The task: Find how many lines in the material contain "content"; your answer should be that number alone.

— Start of The input —

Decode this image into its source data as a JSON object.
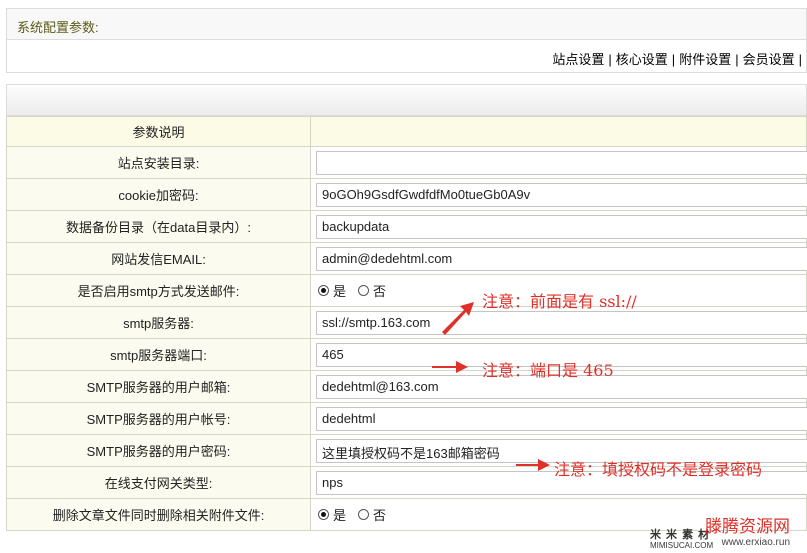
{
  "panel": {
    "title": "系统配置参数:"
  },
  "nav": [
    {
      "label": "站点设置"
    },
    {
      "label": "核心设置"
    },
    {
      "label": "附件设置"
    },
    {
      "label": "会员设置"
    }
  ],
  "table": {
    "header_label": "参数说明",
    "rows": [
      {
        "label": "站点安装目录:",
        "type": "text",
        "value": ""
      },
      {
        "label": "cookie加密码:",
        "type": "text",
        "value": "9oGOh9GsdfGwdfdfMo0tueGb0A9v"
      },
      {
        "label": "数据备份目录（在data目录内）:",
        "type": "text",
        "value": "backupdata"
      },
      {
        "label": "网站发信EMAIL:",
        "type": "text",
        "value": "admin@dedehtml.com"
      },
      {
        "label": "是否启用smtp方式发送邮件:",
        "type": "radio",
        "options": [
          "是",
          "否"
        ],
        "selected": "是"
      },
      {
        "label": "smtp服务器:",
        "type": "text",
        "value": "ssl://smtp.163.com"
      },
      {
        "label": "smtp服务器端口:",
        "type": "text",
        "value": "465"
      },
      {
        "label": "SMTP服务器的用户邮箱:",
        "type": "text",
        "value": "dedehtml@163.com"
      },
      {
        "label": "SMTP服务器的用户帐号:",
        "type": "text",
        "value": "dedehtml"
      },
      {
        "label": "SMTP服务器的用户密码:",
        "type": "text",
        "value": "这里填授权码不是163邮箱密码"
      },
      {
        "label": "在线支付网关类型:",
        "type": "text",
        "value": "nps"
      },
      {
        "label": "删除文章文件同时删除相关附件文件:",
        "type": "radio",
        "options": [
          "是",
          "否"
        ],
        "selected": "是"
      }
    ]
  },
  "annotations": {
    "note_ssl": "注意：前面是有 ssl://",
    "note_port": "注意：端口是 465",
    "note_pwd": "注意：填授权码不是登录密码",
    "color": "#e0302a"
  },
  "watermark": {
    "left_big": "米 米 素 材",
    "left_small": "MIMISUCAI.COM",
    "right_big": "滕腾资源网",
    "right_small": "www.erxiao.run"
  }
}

— End of The input —
— Start of The input —

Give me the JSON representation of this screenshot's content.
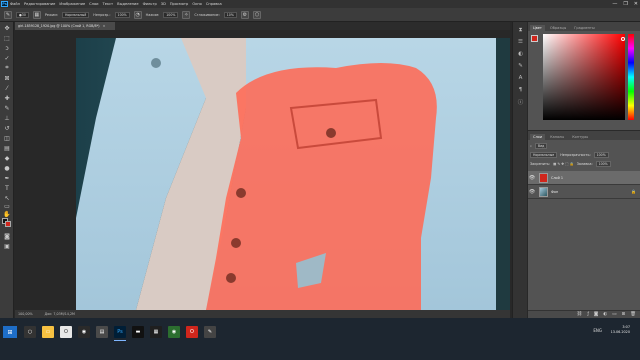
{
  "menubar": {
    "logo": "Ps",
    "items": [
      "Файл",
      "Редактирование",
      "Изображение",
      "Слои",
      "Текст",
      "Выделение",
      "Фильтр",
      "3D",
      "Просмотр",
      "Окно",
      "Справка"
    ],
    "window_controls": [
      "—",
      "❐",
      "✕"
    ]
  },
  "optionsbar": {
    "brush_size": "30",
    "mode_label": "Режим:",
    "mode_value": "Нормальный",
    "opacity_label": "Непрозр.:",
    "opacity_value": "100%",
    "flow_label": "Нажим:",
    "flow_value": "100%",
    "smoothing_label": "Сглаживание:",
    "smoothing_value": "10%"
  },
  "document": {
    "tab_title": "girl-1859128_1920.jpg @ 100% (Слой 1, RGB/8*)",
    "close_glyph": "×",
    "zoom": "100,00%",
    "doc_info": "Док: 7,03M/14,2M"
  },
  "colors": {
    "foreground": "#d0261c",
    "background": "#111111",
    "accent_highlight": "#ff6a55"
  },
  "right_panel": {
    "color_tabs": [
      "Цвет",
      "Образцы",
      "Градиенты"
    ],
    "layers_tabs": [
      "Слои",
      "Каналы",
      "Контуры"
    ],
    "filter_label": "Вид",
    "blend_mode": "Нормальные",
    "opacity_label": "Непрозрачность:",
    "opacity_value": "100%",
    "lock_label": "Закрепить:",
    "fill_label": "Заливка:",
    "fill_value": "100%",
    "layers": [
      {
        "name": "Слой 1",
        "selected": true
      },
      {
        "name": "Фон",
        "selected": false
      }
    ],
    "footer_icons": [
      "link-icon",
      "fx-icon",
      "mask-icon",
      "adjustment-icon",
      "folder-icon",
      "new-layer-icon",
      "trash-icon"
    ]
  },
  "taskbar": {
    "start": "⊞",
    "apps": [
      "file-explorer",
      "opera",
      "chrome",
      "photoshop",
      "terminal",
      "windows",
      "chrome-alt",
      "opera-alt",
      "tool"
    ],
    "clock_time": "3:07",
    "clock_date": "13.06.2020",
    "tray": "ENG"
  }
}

— End of The input —
— Start of The input —

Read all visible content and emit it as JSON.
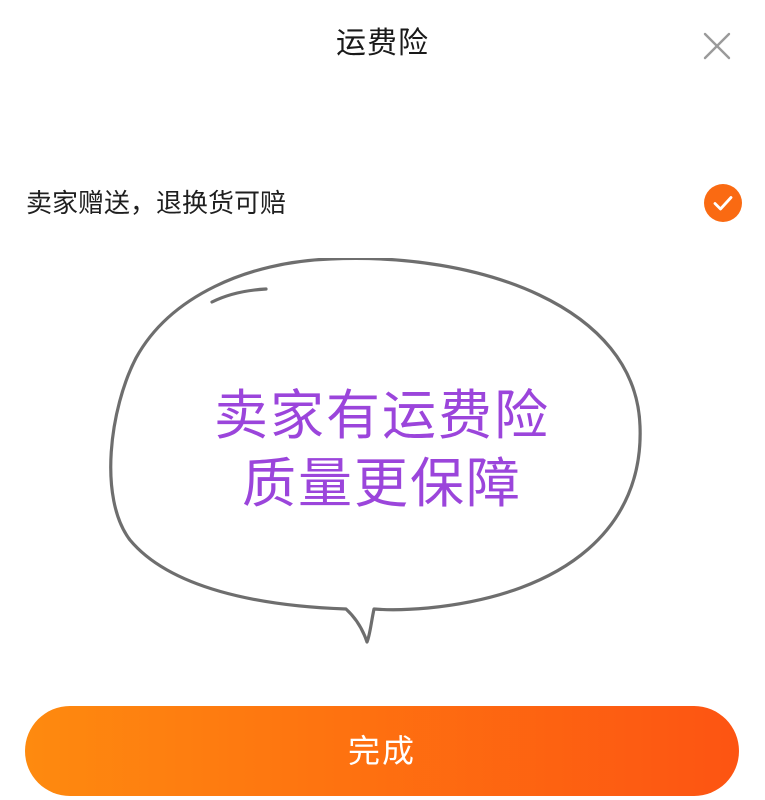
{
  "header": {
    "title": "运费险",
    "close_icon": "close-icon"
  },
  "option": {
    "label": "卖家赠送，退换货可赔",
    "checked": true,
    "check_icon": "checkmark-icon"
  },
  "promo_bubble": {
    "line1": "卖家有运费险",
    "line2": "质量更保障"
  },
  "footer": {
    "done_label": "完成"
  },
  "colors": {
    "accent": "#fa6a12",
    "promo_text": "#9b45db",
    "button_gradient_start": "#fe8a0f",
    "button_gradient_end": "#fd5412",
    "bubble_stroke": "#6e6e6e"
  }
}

— End of The input —

Full solution: 2